● **DATA RECORDS**
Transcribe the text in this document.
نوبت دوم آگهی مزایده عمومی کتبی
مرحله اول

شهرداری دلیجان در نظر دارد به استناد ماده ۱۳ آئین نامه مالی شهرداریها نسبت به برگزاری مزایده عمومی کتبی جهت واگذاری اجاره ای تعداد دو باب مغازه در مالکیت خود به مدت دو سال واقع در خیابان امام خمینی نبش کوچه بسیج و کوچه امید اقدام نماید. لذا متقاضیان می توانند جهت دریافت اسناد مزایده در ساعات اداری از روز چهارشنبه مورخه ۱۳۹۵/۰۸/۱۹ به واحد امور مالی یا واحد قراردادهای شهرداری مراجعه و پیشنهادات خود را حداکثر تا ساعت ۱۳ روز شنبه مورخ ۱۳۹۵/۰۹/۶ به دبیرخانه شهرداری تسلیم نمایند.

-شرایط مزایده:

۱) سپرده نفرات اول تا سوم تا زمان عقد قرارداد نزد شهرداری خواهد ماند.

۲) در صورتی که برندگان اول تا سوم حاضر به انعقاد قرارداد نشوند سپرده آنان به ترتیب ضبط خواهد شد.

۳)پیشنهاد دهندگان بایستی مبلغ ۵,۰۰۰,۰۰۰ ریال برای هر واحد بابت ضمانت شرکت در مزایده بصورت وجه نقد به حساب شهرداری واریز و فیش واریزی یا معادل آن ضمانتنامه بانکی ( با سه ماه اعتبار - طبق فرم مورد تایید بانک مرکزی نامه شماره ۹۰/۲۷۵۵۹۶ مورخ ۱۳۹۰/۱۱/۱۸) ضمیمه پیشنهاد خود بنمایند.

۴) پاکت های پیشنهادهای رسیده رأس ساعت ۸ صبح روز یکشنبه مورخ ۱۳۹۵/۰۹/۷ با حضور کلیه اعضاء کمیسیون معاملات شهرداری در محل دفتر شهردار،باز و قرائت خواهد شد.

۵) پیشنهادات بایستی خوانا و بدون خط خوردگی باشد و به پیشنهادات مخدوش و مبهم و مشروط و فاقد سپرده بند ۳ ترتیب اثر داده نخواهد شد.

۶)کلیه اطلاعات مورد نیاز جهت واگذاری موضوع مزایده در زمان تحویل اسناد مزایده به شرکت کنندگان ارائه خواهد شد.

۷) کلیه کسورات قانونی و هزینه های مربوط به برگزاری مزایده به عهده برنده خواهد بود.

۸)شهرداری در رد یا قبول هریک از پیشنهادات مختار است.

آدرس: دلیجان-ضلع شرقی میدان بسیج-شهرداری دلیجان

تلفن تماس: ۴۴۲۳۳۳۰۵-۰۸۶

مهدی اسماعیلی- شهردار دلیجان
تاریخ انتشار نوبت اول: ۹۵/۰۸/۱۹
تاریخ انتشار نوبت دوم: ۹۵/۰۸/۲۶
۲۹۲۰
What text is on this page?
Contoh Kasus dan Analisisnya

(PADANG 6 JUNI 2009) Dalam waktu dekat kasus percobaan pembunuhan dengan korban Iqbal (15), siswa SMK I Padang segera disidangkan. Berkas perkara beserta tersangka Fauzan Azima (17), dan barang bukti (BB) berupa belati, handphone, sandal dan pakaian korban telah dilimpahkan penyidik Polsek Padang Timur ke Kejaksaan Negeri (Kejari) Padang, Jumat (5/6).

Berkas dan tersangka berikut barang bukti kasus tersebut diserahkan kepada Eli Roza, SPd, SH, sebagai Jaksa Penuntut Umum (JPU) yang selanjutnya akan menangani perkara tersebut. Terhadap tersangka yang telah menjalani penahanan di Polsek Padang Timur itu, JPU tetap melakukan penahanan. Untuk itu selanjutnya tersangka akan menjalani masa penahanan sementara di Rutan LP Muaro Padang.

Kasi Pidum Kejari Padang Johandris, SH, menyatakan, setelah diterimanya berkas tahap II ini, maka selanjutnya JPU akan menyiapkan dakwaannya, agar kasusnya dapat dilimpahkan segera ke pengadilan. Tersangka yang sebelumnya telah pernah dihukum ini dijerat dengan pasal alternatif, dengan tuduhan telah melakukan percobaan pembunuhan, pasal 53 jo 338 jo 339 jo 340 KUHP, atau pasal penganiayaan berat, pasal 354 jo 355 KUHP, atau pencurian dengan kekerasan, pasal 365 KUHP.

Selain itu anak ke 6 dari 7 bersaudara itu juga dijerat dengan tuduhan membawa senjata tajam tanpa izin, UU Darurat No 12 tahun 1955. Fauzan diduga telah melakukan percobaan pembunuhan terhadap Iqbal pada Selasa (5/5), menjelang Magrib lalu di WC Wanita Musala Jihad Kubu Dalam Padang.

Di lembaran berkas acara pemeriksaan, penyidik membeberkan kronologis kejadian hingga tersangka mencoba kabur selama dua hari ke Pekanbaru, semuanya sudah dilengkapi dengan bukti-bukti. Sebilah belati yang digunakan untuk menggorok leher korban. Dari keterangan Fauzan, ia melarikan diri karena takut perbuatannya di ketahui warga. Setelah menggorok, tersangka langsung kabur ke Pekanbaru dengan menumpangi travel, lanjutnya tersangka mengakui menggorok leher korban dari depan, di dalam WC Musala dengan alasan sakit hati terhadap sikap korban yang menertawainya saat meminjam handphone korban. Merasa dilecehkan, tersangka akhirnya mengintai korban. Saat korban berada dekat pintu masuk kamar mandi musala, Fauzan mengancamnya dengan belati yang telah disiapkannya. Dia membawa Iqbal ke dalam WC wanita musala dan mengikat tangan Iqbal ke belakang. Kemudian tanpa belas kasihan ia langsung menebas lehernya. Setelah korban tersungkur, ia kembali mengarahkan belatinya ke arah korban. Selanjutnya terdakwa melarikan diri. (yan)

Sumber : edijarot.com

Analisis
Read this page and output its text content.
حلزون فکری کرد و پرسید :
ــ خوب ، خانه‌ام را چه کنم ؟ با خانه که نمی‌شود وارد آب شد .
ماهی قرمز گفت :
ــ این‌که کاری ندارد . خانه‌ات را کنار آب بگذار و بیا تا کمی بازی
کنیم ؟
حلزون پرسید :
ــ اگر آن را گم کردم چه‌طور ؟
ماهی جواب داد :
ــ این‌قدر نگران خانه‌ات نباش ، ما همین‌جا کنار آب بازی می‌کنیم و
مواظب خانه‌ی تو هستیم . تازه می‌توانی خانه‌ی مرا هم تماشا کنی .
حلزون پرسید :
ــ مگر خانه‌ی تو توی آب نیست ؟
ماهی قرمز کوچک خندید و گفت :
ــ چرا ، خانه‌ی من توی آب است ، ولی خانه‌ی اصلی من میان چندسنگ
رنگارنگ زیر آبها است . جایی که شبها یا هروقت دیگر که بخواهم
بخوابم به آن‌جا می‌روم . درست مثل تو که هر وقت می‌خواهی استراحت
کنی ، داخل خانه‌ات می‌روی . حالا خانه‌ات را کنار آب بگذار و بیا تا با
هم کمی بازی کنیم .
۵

● **TASK PROMPT**
Every entry above needs to be quoted exactly.

● **TASK ANSWER**
Transcribe the text in this document.
نوبت دوم آگهی مزایده عمومی کتبی
مرحله اول

شهرداری دلیجان در نظر دارد به استناد ماده ۱۳ آئین نامه مالی شهرداریها نسبت به برگزاری مزایده عمومی کتبی جهت واگذاری اجاره ای تعداد دو باب مغازه در مالکیت خود به مدت دو سال واقع در خیابان امام خمینی نبش کوچه بسیج و کوچه امید اقدام نماید. لذا متقاضیان می توانند جهت دریافت اسناد مزایده در ساعات اداری از روز چهارشنبه مورخه ۱۳۹۵/۰۸/۱۹ به واحد امور مالی یا واحد قراردادهای شهرداری مراجعه و پیشنهادات خود را حداکثر تا ساعت ۱۳ روز شنبه مورخ ۱۳۹۵/۰۹/۶ به دبیرخانه شهرداری تسلیم نمایند.

-شرایط مزایده:

۱) سپرده نفرات اول تا سوم تا زمان عقد قرارداد نزد شهرداری خواهد ماند.

۲) در صورتی که برندگان اول تا سوم حاضر به انعقاد قرارداد نشوند سپرده آنان به ترتیب ضبط خواهد شد.

۳)پیشنهاد دهندگان بایستی مبلغ ۵,۰۰۰,۰۰۰ ریال برای هر واحد بابت ضمانت شرکت در مزایده بصورت وجه نقد به حساب شهرداری واریز و فیش واریزی یا معادل آن ضمانتنامه بانکی ( با سه ماه اعتبار - طبق فرم مورد تایید بانک مرکزی نامه شماره ۹۰/۲۷۵۵۹۶ مورخ ۱۳۹۰/۱۱/۱۸) ضمیمه پیشنهاد خود بنمایند.

۴) پاکت های پیشنهادهای رسیده رأس ساعت ۸ صبح روز یکشنبه مورخ ۱۳۹۵/۰۹/۷ با حضور کلیه اعضاء کمیسیون معاملات شهرداری در محل دفتر شهردار،باز و قرائت خواهد شد.

۵) پیشنهادات بایستی خوانا و بدون خط خوردگی باشد و به پیشنهادات مخدوش و مبهم و مشروط و فاقد سپرده بند ۳ ترتیب اثر داده نخواهد شد.

۶)کلیه اطلاعات مورد نیاز جهت واگذاری موضوع مزایده در زمان تحویل اسناد مزایده به شرکت کنندگان ارائه خواهد شد.

۷) کلیه کسورات قانونی و هزینه های مربوط به برگزاری مزایده به عهده برنده خواهد بود.

۸)شهرداری در رد یا قبول هریک از پیشنهادات مختار است.

آدرس: دلیجان-ضلع شرقی میدان بسیج-شهرداری دلیجان

تلفن تماس: ۴۴۲۳۳۳۰۵-۰۸۶

مهدی اسماعیلی- شهردار دلیجان
تاریخ انتشار نوبت اول: ۹۵/۰۸/۱۹
تاریخ انتشار نوبت دوم: ۹۵/۰۸/۲۶
۲۹۲۰
What text is on this page?
Contoh Kasus dan Analisisnya

(PADANG 6 JUNI 2009) Dalam waktu dekat kasus percobaan pembunuhan dengan korban Iqbal (15), siswa SMK I Padang segera disidangkan. Berkas perkara beserta tersangka Fauzan Azima (17), dan barang bukti (BB) berupa belati, handphone, sandal dan pakaian korban telah dilimpahkan penyidik Polsek Padang Timur ke Kejaksaan Negeri (Kejari) Padang, Jumat (5/6).

Berkas dan tersangka berikut barang bukti kasus tersebut diserahkan kepada Eli Roza, SPd, SH, sebagai Jaksa Penuntut Umum (JPU) yang selanjutnya akan menangani perkara tersebut. Terhadap tersangka yang telah menjalani penahanan di Polsek Padang Timur itu, JPU tetap melakukan penahanan. Untuk itu selanjutnya tersangka akan menjalani masa penahanan sementara di Rutan LP Muaro Padang.

Kasi Pidum Kejari Padang Johandris, SH, menyatakan, setelah diterimanya berkas tahap II ini, maka selanjutnya JPU akan menyiapkan dakwaannya, agar kasusnya dapat dilimpahkan segera ke pengadilan. Tersangka yang sebelumnya telah pernah dihukum ini dijerat dengan pasal alternatif, dengan tuduhan telah melakukan percobaan pembunuhan, pasal 53 jo 338 jo 339 jo 340 KUHP, atau pasal penganiayaan berat, pasal 354 jo 355 KUHP, atau pencurian dengan kekerasan, pasal 365 KUHP.

Selain itu anak ke 6 dari 7 bersaudara itu juga dijerat dengan tuduhan membawa senjata tajam tanpa izin, UU Darurat No 12 tahun 1955. Fauzan diduga telah melakukan percobaan pembunuhan terhadap Iqbal pada Selasa (5/5), menjelang Magrib lalu di WC Wanita Musala Jihad Kubu Dalam Padang.

Di lembaran berkas acara pemeriksaan, penyidik membeberkan kronologis kejadian hingga tersangka mencoba kabur selama dua hari ke Pekanbaru, semuanya sudah dilengkapi dengan bukti-bukti. Sebilah belati yang digunakan untuk menggorok leher korban. Dari keterangan Fauzan, ia melarikan diri karena takut perbuatannya di ketahui warga. Setelah menggorok, tersangka langsung kabur ke Pekanbaru dengan menumpangi travel, lanjutnya tersangka mengakui menggorok leher korban dari depan, di dalam WC Musala dengan alasan sakit hati terhadap sikap korban yang menertawainya saat meminjam handphone korban. Merasa dilecehkan, tersangka akhirnya mengintai korban. Saat korban berada dekat pintu masuk kamar mandi musala, Fauzan mengancamnya dengan belati yang telah disiapkannya. Dia membawa Iqbal ke dalam WC wanita musala dan mengikat tangan Iqbal ke belakang. Kemudian tanpa belas kasihan ia langsung menebas lehernya. Setelah korban tersungkur, ia kembali mengarahkan belatinya ke arah korban. Selanjutnya terdakwa melarikan diri. (yan)

Sumber : edijarot.com

Analisis
Read this page and output its text content.
حلزون فکری کرد و پرسید :
ــ خوب ، خانه‌ام را چه کنم ؟ با خانه که نمی‌شود وارد آب شد .
ماهی قرمز گفت :
ــ این‌که کاری ندارد . خانه‌ات را کنار آب بگذار و بیا تا کمی بازی
کنیم ؟
حلزون پرسید :
ــ اگر آن را گم کردم چه‌طور ؟
ماهی جواب داد :
ــ این‌قدر نگران خانه‌ات نباش ، ما همین‌جا کنار آب بازی می‌کنیم و
مواظب خانه‌ی تو هستیم . تازه می‌توانی خانه‌ی مرا هم تماشا کنی .
حلزون پرسید :
ــ مگر خانه‌ی تو توی آب نیست ؟
ماهی قرمز کوچک خندید و گفت :
ــ چرا ، خانه‌ی من توی آب است ، ولی خانه‌ی اصلی من میان چندسنگ
رنگارنگ زیر آبها است . جایی که شبها یا هروقت دیگر که بخواهم
بخوابم به آن‌جا می‌روم . درست مثل تو که هر وقت می‌خواهی استراحت
کنی ، داخل خانه‌ات می‌روی . حالا خانه‌ات را کنار آب بگذار و بیا تا با
هم کمی بازی کنیم .
۵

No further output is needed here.